Data provided:
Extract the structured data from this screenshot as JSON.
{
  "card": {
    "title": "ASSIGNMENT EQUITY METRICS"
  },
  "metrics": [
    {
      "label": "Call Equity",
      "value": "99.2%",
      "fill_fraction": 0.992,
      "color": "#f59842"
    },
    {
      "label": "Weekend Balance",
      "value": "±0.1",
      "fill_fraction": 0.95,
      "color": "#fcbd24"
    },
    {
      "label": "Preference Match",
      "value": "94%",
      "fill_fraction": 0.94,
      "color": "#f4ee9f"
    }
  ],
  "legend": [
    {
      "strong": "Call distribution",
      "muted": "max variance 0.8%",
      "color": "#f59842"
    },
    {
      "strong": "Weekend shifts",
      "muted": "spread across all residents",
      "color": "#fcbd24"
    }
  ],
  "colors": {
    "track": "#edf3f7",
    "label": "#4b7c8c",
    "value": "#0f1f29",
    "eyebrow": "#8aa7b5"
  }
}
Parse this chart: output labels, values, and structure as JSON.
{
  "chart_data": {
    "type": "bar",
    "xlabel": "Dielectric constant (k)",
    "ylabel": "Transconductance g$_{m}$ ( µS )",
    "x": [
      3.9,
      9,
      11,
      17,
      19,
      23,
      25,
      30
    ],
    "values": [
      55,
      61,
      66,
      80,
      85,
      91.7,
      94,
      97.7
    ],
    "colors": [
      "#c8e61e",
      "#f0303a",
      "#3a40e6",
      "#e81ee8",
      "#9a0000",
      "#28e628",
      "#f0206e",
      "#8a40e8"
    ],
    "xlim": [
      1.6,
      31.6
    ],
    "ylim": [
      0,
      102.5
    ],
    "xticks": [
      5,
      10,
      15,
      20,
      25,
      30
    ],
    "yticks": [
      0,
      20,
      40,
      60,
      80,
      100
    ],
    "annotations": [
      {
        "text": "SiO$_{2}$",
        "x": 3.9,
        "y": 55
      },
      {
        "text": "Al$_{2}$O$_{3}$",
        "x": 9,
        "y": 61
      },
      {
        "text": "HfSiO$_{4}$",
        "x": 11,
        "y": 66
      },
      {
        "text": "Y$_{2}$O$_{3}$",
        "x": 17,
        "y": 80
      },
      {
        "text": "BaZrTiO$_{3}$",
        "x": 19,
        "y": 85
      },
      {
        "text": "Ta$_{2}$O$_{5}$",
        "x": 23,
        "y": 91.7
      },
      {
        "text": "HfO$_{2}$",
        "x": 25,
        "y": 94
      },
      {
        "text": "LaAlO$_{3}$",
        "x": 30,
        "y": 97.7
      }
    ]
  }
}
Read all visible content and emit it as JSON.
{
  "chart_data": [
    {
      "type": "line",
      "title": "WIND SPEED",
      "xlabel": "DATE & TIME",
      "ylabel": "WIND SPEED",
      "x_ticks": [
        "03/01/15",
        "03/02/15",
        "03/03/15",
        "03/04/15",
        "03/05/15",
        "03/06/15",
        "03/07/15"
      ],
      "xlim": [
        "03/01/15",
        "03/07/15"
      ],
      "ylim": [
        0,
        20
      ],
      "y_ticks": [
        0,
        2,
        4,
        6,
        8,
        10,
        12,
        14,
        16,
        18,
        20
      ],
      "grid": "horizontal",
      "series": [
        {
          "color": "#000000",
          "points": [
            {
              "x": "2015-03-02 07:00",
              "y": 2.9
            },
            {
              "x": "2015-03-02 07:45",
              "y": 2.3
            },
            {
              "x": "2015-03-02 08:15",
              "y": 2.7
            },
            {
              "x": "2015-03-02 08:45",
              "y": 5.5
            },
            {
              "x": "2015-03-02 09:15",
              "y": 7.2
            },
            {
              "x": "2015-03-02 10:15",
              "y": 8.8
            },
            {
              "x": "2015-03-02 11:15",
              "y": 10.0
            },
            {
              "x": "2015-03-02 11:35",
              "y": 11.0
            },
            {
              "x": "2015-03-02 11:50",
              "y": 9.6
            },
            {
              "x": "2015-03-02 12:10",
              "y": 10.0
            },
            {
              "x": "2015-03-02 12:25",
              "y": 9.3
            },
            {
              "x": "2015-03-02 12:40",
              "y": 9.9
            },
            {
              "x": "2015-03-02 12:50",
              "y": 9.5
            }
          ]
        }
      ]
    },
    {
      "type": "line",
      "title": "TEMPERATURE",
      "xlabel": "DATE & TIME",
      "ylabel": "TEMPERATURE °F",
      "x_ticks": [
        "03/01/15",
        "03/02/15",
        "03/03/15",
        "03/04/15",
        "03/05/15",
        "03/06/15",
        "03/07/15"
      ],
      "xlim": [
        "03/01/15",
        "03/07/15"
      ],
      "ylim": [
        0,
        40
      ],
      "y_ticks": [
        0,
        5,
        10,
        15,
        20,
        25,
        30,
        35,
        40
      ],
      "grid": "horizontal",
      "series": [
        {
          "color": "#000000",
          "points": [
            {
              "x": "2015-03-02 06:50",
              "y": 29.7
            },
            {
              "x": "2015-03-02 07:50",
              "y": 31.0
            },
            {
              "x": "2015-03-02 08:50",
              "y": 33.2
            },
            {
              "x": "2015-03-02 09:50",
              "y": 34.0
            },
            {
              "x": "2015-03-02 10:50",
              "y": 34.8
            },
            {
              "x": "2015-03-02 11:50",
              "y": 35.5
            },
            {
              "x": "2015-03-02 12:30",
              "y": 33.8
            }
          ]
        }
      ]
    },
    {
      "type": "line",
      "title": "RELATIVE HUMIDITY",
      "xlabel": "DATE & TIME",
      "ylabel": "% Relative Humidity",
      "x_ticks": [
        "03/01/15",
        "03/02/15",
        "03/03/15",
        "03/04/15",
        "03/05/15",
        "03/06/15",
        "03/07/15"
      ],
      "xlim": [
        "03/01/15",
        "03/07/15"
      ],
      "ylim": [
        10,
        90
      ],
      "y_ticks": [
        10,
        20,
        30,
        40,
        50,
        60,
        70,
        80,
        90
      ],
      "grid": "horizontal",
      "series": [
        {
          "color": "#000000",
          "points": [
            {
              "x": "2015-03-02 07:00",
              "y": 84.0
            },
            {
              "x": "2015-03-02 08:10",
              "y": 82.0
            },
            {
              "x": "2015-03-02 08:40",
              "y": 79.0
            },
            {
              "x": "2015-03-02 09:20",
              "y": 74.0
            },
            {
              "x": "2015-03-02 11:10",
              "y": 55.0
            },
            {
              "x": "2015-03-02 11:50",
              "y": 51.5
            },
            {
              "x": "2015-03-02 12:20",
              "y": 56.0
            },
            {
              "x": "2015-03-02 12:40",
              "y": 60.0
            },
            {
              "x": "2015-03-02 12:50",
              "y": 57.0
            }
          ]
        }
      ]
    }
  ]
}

What you should do:
Output each record exactly, leaving nothing out.

Output below:
Extract the structured data from this screenshot as JSON.
{
  "card": {
    "title": "ASSIGNMENT EQUITY METRICS"
  },
  "metrics": [
    {
      "label": "Call Equity",
      "value": "99.2%",
      "fill_fraction": 0.992,
      "color": "#f59842"
    },
    {
      "label": "Weekend Balance",
      "value": "±0.1",
      "fill_fraction": 0.95,
      "color": "#fcbd24"
    },
    {
      "label": "Preference Match",
      "value": "94%",
      "fill_fraction": 0.94,
      "color": "#f4ee9f"
    }
  ],
  "legend": [
    {
      "strong": "Call distribution",
      "muted": "max variance 0.8%",
      "color": "#f59842"
    },
    {
      "strong": "Weekend shifts",
      "muted": "spread across all residents",
      "color": "#fcbd24"
    }
  ],
  "colors": {
    "track": "#edf3f7",
    "label": "#4b7c8c",
    "value": "#0f1f29",
    "eyebrow": "#8aa7b5"
  }
}
Parse this chart: output labels, values, and structure as JSON.
{
  "chart_data": {
    "type": "bar",
    "xlabel": "Dielectric constant (k)",
    "ylabel": "Transconductance g$_{m}$ ( µS )",
    "x": [
      3.9,
      9,
      11,
      17,
      19,
      23,
      25,
      30
    ],
    "values": [
      55,
      61,
      66,
      80,
      85,
      91.7,
      94,
      97.7
    ],
    "colors": [
      "#c8e61e",
      "#f0303a",
      "#3a40e6",
      "#e81ee8",
      "#9a0000",
      "#28e628",
      "#f0206e",
      "#8a40e8"
    ],
    "xlim": [
      1.6,
      31.6
    ],
    "ylim": [
      0,
      102.5
    ],
    "xticks": [
      5,
      10,
      15,
      20,
      25,
      30
    ],
    "yticks": [
      0,
      20,
      40,
      60,
      80,
      100
    ],
    "annotations": [
      {
        "text": "SiO$_{2}$",
        "x": 3.9,
        "y": 55
      },
      {
        "text": "Al$_{2}$O$_{3}$",
        "x": 9,
        "y": 61
      },
      {
        "text": "HfSiO$_{4}$",
        "x": 11,
        "y": 66
      },
      {
        "text": "Y$_{2}$O$_{3}$",
        "x": 17,
        "y": 80
      },
      {
        "text": "BaZrTiO$_{3}$",
        "x": 19,
        "y": 85
      },
      {
        "text": "Ta$_{2}$O$_{5}$",
        "x": 23,
        "y": 91.7
      },
      {
        "text": "HfO$_{2}$",
        "x": 25,
        "y": 94
      },
      {
        "text": "LaAlO$_{3}$",
        "x": 30,
        "y": 97.7
      }
    ]
  }
}
Read all visible content and emit it as JSON.
{
  "chart_data": [
    {
      "type": "line",
      "title": "WIND SPEED",
      "xlabel": "DATE & TIME",
      "ylabel": "WIND SPEED",
      "x_ticks": [
        "03/01/15",
        "03/02/15",
        "03/03/15",
        "03/04/15",
        "03/05/15",
        "03/06/15",
        "03/07/15"
      ],
      "xlim": [
        "03/01/15",
        "03/07/15"
      ],
      "ylim": [
        0,
        20
      ],
      "y_ticks": [
        0,
        2,
        4,
        6,
        8,
        10,
        12,
        14,
        16,
        18,
        20
      ],
      "grid": "horizontal",
      "series": [
        {
          "color": "#000000",
          "points": [
            {
              "x": "2015-03-02 07:00",
              "y": 2.9
            },
            {
              "x": "2015-03-02 07:45",
              "y": 2.3
            },
            {
              "x": "2015-03-02 08:15",
              "y": 2.7
            },
            {
              "x": "2015-03-02 08:45",
              "y": 5.5
            },
            {
              "x": "2015-03-02 09:15",
              "y": 7.2
            },
            {
              "x": "2015-03-02 10:15",
              "y": 8.8
            },
            {
              "x": "2015-03-02 11:15",
              "y": 10.0
            },
            {
              "x": "2015-03-02 11:35",
              "y": 11.0
            },
            {
              "x": "2015-03-02 11:50",
              "y": 9.6
            },
            {
              "x": "2015-03-02 12:10",
              "y": 10.0
            },
            {
              "x": "2015-03-02 12:25",
              "y": 9.3
            },
            {
              "x": "2015-03-02 12:40",
              "y": 9.9
            },
            {
              "x": "2015-03-02 12:50",
              "y": 9.5
            }
          ]
        }
      ]
    },
    {
      "type": "line",
      "title": "TEMPERATURE",
      "xlabel": "DATE & TIME",
      "ylabel": "TEMPERATURE °F",
      "x_ticks": [
        "03/01/15",
        "03/02/15",
        "03/03/15",
        "03/04/15",
        "03/05/15",
        "03/06/15",
        "03/07/15"
      ],
      "xlim": [
        "03/01/15",
        "03/07/15"
      ],
      "ylim": [
        0,
        40
      ],
      "y_ticks": [
        0,
        5,
        10,
        15,
        20,
        25,
        30,
        35,
        40
      ],
      "grid": "horizontal",
      "series": [
        {
          "color": "#000000",
          "points": [
            {
              "x": "2015-03-02 06:50",
              "y": 29.7
            },
            {
              "x": "2015-03-02 07:50",
              "y": 31.0
            },
            {
              "x": "2015-03-02 08:50",
              "y": 33.2
            },
            {
              "x": "2015-03-02 09:50",
              "y": 34.0
            },
            {
              "x": "2015-03-02 10:50",
              "y": 34.8
            },
            {
              "x": "2015-03-02 11:50",
              "y": 35.5
            },
            {
              "x": "2015-03-02 12:30",
              "y": 33.8
            }
          ]
        }
      ]
    },
    {
      "type": "line",
      "title": "RELATIVE HUMIDITY",
      "xlabel": "DATE & TIME",
      "ylabel": "% Relative Humidity",
      "x_ticks": [
        "03/01/15",
        "03/02/15",
        "03/03/15",
        "03/04/15",
        "03/05/15",
        "03/06/15",
        "03/07/15"
      ],
      "xlim": [
        "03/01/15",
        "03/07/15"
      ],
      "ylim": [
        10,
        90
      ],
      "y_ticks": [
        10,
        20,
        30,
        40,
        50,
        60,
        70,
        80,
        90
      ],
      "grid": "horizontal",
      "series": [
        {
          "color": "#000000",
          "points": [
            {
              "x": "2015-03-02 07:00",
              "y": 84.0
            },
            {
              "x": "2015-03-02 08:10",
              "y": 82.0
            },
            {
              "x": "2015-03-02 08:40",
              "y": 79.0
            },
            {
              "x": "2015-03-02 09:20",
              "y": 74.0
            },
            {
              "x": "2015-03-02 11:10",
              "y": 55.0
            },
            {
              "x": "2015-03-02 11:50",
              "y": 51.5
            },
            {
              "x": "2015-03-02 12:20",
              "y": 56.0
            },
            {
              "x": "2015-03-02 12:40",
              "y": 60.0
            },
            {
              "x": "2015-03-02 12:50",
              "y": 57.0
            }
          ]
        }
      ]
    }
  ]
}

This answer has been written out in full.